-- BEGIN ITEMS --
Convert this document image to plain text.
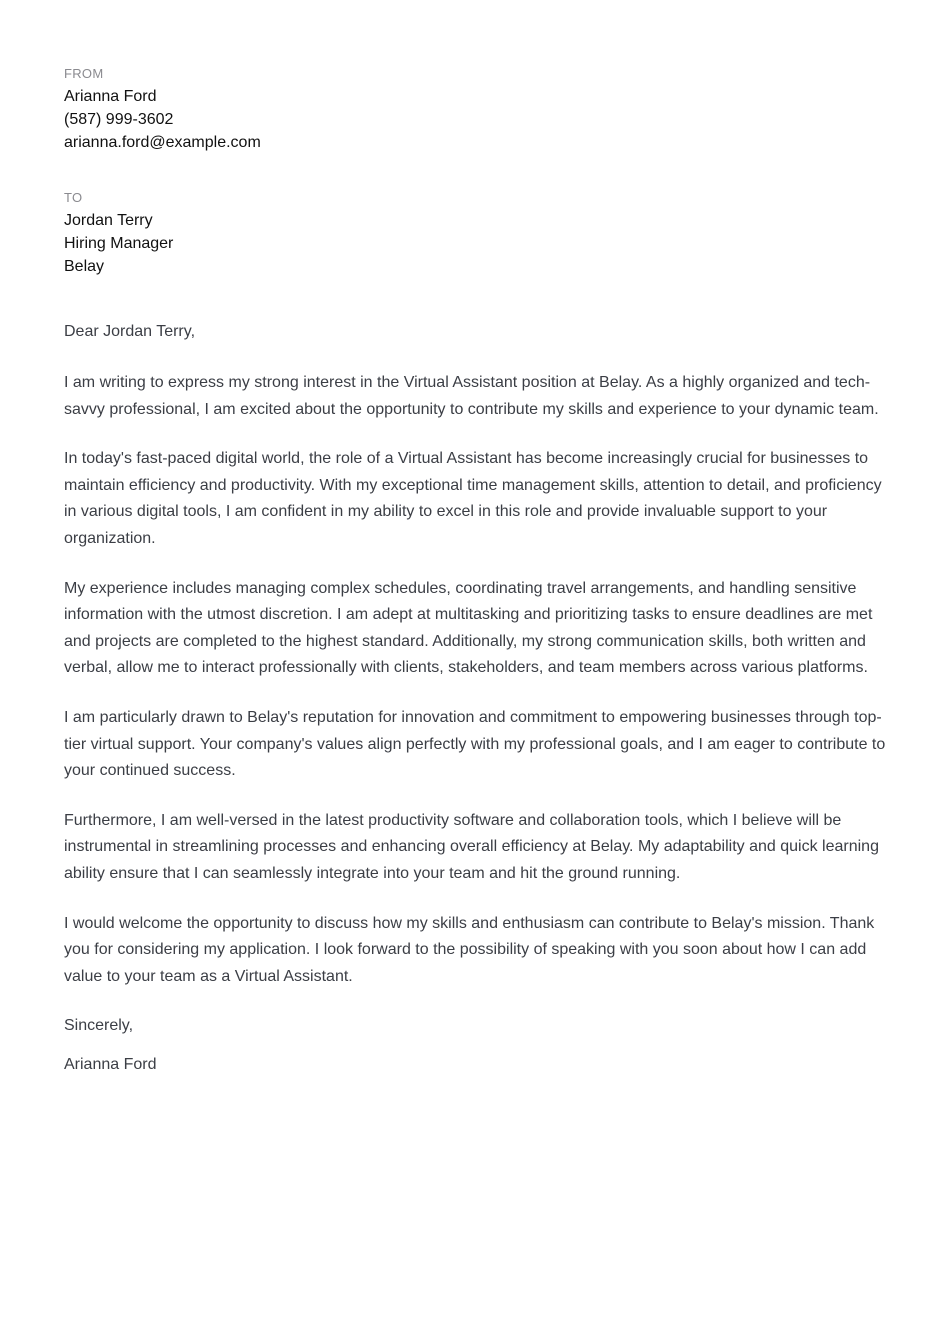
FROM
Arianna Ford
(587) 999-3602
arianna.ford@example.com
TO
Jordan Terry
Hiring Manager
Belay
Dear Jordan Terry,

I am writing to express my strong interest in the Virtual Assistant position at Belay. As a highly organized and tech-savvy professional, I am excited about the opportunity to contribute my skills and experience to your dynamic team.

In today's fast-paced digital world, the role of a Virtual Assistant has become increasingly crucial for businesses to maintain efficiency and productivity. With my exceptional time management skills, attention to detail, and proficiency in various digital tools, I am confident in my ability to excel in this role and provide invaluable support to your organization.

My experience includes managing complex schedules, coordinating travel arrangements, and handling sensitive information with the utmost discretion. I am adept at multitasking and prioritizing tasks to ensure deadlines are met and projects are completed to the highest standard. Additionally, my strong communication skills, both written and verbal, allow me to interact professionally with clients, stakeholders, and team members across various platforms.

I am particularly drawn to Belay's reputation for innovation and commitment to empowering businesses through top-tier virtual support. Your company's values align perfectly with my professional goals, and I am eager to contribute to your continued success.

Furthermore, I am well-versed in the latest productivity software and collaboration tools, which I believe will be instrumental in streamlining processes and enhancing overall efficiency at Belay. My adaptability and quick learning ability ensure that I can seamlessly integrate into your team and hit the ground running.

I would welcome the opportunity to discuss how my skills and enthusiasm can contribute to Belay's mission. Thank you for considering my application. I look forward to the possibility of speaking with you soon about how I can add value to your team as a Virtual Assistant.

Sincerely,
Arianna Ford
-- END ITEMS --
DIRECTION: Restate each entry word for word, please, but drop any images it holds.

OUTPUT OF THE EXERCISE:
Convert this document image to plain text.
FROM
Arianna Ford
(587) 999-3602
arianna.ford@example.com
TO
Jordan Terry
Hiring Manager
Belay
Dear Jordan Terry,

I am writing to express my strong interest in the Virtual Assistant position at Belay. As a highly organized and tech-savvy professional, I am excited about the opportunity to contribute my skills and experience to your dynamic team.

In today's fast-paced digital world, the role of a Virtual Assistant has become increasingly crucial for businesses to maintain efficiency and productivity. With my exceptional time management skills, attention to detail, and proficiency in various digital tools, I am confident in my ability to excel in this role and provide invaluable support to your organization.

My experience includes managing complex schedules, coordinating travel arrangements, and handling sensitive information with the utmost discretion. I am adept at multitasking and prioritizing tasks to ensure deadlines are met and projects are completed to the highest standard. Additionally, my strong communication skills, both written and verbal, allow me to interact professionally with clients, stakeholders, and team members across various platforms.

I am particularly drawn to Belay's reputation for innovation and commitment to empowering businesses through top-tier virtual support. Your company's values align perfectly with my professional goals, and I am eager to contribute to your continued success.

Furthermore, I am well-versed in the latest productivity software and collaboration tools, which I believe will be instrumental in streamlining processes and enhancing overall efficiency at Belay. My adaptability and quick learning ability ensure that I can seamlessly integrate into your team and hit the ground running.

I would welcome the opportunity to discuss how my skills and enthusiasm can contribute to Belay's mission. Thank you for considering my application. I look forward to the possibility of speaking with you soon about how I can add value to your team as a Virtual Assistant.

Sincerely,
Arianna Ford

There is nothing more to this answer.